TRAVAIL DEMANDÉ ->
1) Dans le texte sur la mise en scène de Salomé, qu'est-ce qui est offert à Salomé en guise de plat d'argent ?
2) Quels personnages de l'opéra le texte à analyser désigne-t-il par leur nom ? Citez-les tous.

TEXTE À ANALYSER ->
Salomé est dans son monde onirique, mais à partir du moment où elle donne un baiser à la mort et demande, une fois sa chorégraphie achevée, la tête de Jochanaan, en réaction à tout ce qu’elle a du supporter des attentes conformistes de son entourage au palais d’Hérode, elle casse la dynamique ritualiste, et l’on voit alors la grande fresque en arrière plan se défaire lentement.

Danse des sept voiles - Photo Geoffroy Schied

Danse des sept voiles - Photo Geoffroy Schied

La jeune femme a de fait démonté la croyance en l’arrivée d’un sauveur, se voit offrir en guise de plat d’argent une boite en fer numérotée contenant la tête du prophète, sans qu’elle ne soit montrée pour autant, signe de pudeur de Krzysztof Warlikowski, ce qui scelle la fin de tout espoir pour tous, y compris Hérode et Hérodias, qui comprennent qu’ils ne sont qu’à quelques minutes d’une fin inéluctable. Lorsque l’ennemi extérieur arrive au moment où Hérode horrifié demande, désillusionné, à tuer celle qui a, en apparence, blasphémée, la communauté préfère mettre fin à ses propres jours.

C’est la destinée du peuple juif, depuis Massada aux camps d’extermination nazis, qui est fatalement évoquée, Salomé étant celle qui a su ressentir le tragique de sa communauté en en donnant une représentation bouleversante.

Asmik Grigorian (Salome) et Gerhard Siegel (Herodes)

DONNÉES SOURCES ->
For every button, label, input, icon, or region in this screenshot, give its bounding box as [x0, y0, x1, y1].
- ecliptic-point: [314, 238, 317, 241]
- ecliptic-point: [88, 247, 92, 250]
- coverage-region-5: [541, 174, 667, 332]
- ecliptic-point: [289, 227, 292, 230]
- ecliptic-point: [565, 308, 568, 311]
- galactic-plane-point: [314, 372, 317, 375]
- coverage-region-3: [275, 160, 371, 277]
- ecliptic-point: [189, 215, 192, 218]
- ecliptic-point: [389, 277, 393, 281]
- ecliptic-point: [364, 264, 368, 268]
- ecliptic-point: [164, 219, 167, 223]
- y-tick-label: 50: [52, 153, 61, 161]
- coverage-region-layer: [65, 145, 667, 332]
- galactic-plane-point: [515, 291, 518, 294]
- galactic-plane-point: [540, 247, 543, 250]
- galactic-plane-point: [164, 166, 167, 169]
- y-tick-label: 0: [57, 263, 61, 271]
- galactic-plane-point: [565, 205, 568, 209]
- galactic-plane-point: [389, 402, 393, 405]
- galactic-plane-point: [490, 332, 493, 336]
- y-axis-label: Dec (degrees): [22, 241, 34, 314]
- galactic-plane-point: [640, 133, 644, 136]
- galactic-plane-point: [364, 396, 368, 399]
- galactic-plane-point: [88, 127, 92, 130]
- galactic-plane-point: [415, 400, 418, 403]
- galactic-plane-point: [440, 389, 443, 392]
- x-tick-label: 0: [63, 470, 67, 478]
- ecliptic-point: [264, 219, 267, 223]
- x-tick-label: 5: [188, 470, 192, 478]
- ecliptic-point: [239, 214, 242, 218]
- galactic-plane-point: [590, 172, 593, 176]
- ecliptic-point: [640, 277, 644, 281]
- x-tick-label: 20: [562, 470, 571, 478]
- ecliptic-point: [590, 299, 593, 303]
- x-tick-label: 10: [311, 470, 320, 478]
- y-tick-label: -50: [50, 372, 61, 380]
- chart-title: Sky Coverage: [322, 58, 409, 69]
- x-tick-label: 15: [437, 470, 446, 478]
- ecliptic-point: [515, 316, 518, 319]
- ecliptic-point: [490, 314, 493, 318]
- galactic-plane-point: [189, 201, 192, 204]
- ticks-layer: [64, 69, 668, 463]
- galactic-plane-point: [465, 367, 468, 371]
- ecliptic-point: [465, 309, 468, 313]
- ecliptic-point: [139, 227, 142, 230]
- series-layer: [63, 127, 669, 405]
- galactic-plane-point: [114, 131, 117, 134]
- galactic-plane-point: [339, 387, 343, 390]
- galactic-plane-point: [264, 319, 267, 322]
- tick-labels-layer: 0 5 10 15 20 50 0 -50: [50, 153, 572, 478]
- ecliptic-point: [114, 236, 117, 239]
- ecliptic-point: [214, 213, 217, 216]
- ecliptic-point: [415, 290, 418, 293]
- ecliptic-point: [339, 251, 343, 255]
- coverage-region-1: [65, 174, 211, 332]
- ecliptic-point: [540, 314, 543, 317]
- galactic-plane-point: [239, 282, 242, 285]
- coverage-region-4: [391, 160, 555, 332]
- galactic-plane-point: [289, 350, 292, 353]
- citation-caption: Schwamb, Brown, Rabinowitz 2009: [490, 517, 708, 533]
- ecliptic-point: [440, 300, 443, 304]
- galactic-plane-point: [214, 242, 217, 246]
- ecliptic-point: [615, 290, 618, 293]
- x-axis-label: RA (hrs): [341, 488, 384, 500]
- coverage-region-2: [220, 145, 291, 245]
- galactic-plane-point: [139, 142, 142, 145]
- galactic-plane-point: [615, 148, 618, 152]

VOS RÉPONSES ÉCRITES ->
1) Une boîte en fer numérotée contenant la tête du prophète.

2) Salomé, Jochanaan, Hérode et Hérodias.